Work instructions: In the entries below, find every line holding the string "JSON" and collect it.
☆ ☆ ☆ ☆
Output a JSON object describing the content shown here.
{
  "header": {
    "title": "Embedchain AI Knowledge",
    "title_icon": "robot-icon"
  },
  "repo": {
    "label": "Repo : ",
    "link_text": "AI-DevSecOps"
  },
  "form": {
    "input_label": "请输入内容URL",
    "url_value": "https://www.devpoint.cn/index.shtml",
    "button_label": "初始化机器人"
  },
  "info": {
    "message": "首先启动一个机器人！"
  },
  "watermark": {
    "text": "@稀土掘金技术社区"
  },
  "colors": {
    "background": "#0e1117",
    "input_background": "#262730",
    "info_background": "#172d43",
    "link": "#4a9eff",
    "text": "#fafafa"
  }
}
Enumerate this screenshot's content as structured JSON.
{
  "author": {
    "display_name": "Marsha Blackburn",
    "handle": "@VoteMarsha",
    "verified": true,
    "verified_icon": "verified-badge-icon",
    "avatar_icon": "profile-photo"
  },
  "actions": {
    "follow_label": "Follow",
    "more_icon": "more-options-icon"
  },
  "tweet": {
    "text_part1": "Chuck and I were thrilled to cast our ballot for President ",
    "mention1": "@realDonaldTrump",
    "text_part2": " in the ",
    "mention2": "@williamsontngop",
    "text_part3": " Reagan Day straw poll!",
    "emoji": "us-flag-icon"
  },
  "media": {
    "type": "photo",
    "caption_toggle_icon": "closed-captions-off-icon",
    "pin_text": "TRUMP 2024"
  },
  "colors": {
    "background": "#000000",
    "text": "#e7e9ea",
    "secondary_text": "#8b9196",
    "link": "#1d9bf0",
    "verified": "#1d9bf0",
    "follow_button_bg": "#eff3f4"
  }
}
☆ ☆ ☆ ☆
Solution for this task:
Output a JSON object describing the content shown here.
Enumerate this screenshot's content as structured JSON.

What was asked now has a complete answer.